_Problem details_: Copy each line holding the string "text".

_Dataset excerpts_:
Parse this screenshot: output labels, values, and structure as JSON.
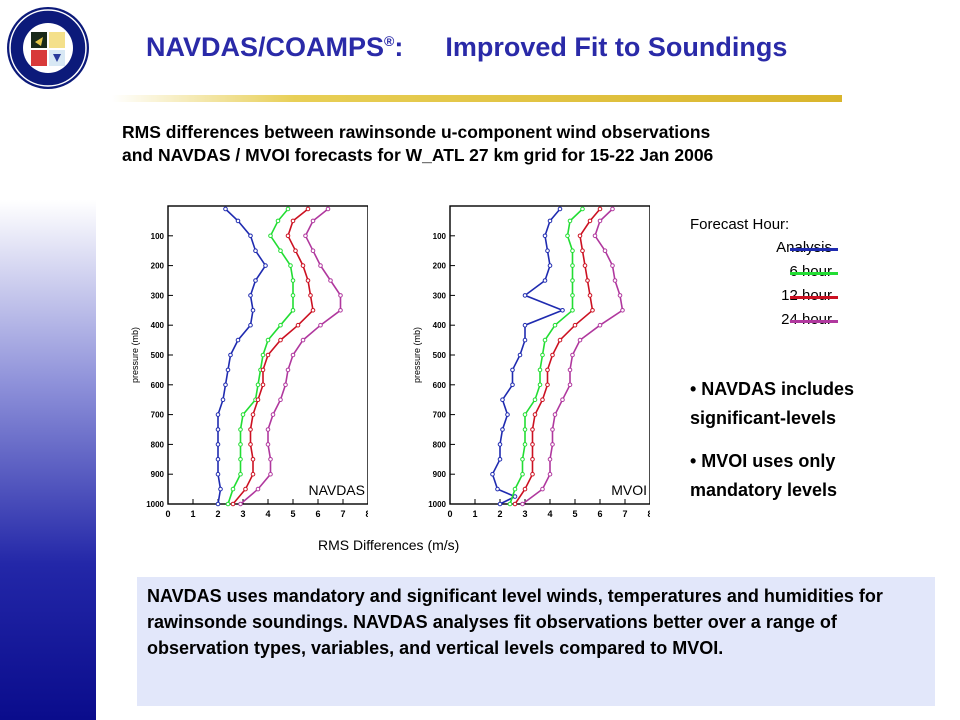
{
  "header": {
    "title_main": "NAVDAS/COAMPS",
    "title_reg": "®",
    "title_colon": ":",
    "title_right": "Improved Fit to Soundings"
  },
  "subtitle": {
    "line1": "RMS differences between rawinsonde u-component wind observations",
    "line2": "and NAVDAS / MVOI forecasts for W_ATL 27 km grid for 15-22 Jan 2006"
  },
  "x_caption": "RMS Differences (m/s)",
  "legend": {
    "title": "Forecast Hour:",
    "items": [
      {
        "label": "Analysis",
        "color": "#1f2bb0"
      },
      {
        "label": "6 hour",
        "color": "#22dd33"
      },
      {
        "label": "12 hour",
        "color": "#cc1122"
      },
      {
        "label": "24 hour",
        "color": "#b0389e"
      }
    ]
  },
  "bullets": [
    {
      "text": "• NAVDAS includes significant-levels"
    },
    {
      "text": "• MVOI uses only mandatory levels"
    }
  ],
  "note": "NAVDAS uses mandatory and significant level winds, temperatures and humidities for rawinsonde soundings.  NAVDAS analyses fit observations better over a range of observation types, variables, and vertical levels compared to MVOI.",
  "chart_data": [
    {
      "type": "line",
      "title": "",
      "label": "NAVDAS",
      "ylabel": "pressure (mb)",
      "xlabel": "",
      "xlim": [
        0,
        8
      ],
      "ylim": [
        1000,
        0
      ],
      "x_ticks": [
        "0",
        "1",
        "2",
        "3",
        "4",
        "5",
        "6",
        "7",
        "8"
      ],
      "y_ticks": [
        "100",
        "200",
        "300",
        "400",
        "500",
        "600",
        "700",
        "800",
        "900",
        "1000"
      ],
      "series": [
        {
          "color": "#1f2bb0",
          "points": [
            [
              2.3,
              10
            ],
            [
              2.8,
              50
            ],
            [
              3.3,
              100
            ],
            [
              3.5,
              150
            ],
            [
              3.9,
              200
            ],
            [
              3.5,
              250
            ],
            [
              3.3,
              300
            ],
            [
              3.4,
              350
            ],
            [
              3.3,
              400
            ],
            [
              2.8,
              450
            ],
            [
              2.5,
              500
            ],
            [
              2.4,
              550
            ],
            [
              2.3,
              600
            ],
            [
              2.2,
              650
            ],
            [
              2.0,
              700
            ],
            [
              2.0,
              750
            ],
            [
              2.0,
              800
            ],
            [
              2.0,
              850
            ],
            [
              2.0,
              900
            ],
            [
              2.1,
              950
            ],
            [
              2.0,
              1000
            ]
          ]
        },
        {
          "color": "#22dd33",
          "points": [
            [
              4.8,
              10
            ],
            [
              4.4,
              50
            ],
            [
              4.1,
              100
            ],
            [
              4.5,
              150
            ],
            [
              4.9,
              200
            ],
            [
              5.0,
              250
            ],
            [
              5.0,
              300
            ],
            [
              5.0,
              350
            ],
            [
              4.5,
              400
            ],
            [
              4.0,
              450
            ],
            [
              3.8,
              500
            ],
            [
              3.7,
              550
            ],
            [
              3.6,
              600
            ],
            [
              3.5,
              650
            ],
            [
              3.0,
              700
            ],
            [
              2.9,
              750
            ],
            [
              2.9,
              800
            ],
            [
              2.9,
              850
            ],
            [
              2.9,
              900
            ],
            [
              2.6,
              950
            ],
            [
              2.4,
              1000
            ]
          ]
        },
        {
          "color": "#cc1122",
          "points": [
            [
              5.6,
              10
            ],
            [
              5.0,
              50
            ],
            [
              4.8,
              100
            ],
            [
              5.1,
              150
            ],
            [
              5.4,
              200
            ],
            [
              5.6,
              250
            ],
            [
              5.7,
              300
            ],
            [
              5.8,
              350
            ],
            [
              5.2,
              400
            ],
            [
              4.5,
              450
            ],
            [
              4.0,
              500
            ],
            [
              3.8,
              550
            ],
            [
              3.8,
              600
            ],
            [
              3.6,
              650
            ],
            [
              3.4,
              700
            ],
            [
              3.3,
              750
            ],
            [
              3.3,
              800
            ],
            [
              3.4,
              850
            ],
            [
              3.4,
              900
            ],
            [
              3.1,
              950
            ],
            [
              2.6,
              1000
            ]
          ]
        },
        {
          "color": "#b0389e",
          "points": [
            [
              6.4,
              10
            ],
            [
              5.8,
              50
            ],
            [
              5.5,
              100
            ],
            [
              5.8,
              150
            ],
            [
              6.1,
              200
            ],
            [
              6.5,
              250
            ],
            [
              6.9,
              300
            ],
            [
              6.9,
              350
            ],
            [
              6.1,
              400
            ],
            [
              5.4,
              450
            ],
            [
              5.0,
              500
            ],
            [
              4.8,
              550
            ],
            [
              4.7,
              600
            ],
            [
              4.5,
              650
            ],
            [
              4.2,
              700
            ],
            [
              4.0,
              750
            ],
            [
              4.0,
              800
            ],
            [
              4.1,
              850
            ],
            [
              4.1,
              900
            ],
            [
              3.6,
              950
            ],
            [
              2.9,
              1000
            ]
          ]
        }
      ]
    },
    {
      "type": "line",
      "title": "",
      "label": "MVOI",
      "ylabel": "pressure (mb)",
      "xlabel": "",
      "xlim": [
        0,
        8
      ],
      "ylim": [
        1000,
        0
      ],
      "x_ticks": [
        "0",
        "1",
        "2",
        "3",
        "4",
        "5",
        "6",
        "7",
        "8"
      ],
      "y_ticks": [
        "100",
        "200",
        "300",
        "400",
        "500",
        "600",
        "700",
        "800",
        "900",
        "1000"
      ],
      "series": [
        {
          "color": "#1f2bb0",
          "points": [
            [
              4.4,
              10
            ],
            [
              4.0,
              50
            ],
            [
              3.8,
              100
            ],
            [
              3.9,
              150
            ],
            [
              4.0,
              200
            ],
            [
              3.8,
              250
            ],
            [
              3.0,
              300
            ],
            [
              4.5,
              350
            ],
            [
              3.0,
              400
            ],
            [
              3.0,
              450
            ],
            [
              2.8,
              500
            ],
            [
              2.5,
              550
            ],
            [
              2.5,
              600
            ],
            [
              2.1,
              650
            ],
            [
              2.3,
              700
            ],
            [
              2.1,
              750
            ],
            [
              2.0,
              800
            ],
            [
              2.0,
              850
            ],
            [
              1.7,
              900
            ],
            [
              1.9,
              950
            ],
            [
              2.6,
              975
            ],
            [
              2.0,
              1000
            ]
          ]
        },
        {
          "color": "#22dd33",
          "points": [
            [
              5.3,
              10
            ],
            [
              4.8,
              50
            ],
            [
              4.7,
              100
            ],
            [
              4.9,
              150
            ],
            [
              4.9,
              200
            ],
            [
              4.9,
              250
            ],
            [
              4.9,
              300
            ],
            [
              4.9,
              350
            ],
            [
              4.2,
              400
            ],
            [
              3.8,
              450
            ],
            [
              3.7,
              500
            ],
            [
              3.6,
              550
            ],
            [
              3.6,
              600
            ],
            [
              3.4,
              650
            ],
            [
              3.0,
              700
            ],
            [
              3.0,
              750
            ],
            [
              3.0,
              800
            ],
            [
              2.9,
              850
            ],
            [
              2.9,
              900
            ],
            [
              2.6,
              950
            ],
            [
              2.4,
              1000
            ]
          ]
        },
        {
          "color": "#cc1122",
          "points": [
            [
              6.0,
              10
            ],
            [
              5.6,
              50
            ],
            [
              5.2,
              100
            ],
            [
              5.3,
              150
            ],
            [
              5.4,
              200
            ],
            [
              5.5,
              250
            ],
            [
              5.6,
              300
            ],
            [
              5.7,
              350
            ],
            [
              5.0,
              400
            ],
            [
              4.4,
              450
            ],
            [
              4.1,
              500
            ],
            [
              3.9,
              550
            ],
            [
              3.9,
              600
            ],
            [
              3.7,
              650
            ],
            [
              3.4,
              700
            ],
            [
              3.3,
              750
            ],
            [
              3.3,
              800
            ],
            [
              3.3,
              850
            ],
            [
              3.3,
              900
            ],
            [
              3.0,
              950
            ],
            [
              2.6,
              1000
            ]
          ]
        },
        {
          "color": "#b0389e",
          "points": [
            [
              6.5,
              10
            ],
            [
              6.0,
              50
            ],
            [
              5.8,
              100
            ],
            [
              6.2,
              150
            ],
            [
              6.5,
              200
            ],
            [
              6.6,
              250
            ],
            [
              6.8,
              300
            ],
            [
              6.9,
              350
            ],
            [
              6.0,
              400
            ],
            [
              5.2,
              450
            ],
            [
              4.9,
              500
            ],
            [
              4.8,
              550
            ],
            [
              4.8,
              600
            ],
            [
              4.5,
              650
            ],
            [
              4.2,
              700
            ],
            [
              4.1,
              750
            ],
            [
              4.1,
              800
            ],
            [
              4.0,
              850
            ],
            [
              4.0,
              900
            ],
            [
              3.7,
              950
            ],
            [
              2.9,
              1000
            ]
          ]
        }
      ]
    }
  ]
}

_The solution_:
      "text": "• NAVDAS includes significant-levels"
      "text": "• MVOI uses only mandatory levels"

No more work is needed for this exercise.